* _BRIEF 1_
Answer these from the SI-WHIM project description:
(a) Which institution is the Swiss main applicant affiliated with?
(b) Which immune cells does it call the main orchestrators of the wound healing process?
(c) By what method is the material delivered to dress individual wounds?
* _BRIEF 2_
Please translate this sentence from the SI-WHIM project description into Spanish: "The hostile space environment is known to affect both human and microbial biological processes, including the immune system."

* _TEXT SEGMENT_
::::

EN

SI-WHIM: Space ImmunoBioInks for Wound Healing In Microgravity

United Arab Emirates | Biosciences, Engineering Sciences

Swiss partners

  • AO Research Institute Davos: Jacek Wychowaniec (main applicant)

Partners in the MENA region

  • New York University Abu Dhabi, Emirats arabes unis: Jeremy Teo (main applicant)

Presentation of the projet

We are now entering a realm of new and exciting space exploration era. The hostile space environment is known to affect both human and microbial biological processes, including the immune system. Spaceflights were shown to dysregulate the function of astronauts’ immune system, suppressing both the function of innate and adaptive immune cells, manifesting a reduced response to both dormant as well as potentially external pathogens. One the main dangers of space, is a potential dysregulation of the entire wound healing process, which will result in an influx of external pathogens. Immune cells, in particular macrophages, are the main orchestrators of the wound healing process and their space-induced dysfunction could potentially cause abnormal wound healing. For healthy wound healing in space, it is envisioned that a rapid seal must be applied, and subsequently space-induced dysfunction immune cells be modulated to operate in an appropriate and healthy manner. The former functions to protect and immediately prevent further infiltration of external pathogens. From data obtained from the RPG Space ImmunoBioinks, we hypothesize that the Space ImmunoBioinks serve both purposes. The supramolecular self-assembling material escapes the need for externally applied stimuli to achieve crosslinking or polymerization for physical stabilization, ideal for dressing the local unique spatial space of individualized wounds immediately through extrusion delivery. Secondly Space ImmunoBioink is a structuring hydrogel that enables the physical entrapment of biochemical signals or immune cells, our preliminary findings show that macrophages exposed to peptide sequences of the hydrogel can be modulated to likely facilitate wound healing. Such immune cells can be alternatively recruited to wound site through chemotaxis via diffusion released biochemical signals or delivered with the application of the Space ImmunoBioink hydrogels.

::::

* _SUPPLIED RECORDS_
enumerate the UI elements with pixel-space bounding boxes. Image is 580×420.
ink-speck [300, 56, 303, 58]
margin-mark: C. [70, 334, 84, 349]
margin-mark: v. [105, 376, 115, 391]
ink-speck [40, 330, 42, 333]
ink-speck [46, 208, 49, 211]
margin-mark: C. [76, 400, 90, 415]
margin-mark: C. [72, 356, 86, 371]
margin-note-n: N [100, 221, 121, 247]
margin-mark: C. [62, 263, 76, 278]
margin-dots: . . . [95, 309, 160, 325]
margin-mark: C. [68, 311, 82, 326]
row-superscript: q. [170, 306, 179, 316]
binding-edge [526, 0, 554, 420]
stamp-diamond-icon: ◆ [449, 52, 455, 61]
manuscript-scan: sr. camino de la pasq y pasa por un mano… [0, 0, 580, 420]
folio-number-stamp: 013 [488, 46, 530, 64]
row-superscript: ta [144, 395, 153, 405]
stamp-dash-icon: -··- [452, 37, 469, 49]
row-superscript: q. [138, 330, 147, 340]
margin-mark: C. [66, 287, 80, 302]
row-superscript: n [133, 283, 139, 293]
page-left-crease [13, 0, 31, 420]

::::

* _TASK SOLUTION 1_
(a) AO Research Institute Davos
(b) Macrophages
(c) Extrusion delivery

* _TASK SOLUTION 2_
Se sabe que el hostil entorno espacial afecta a los procesos biológicos tanto humanos como microbianos, incluido el sistema inmunitario.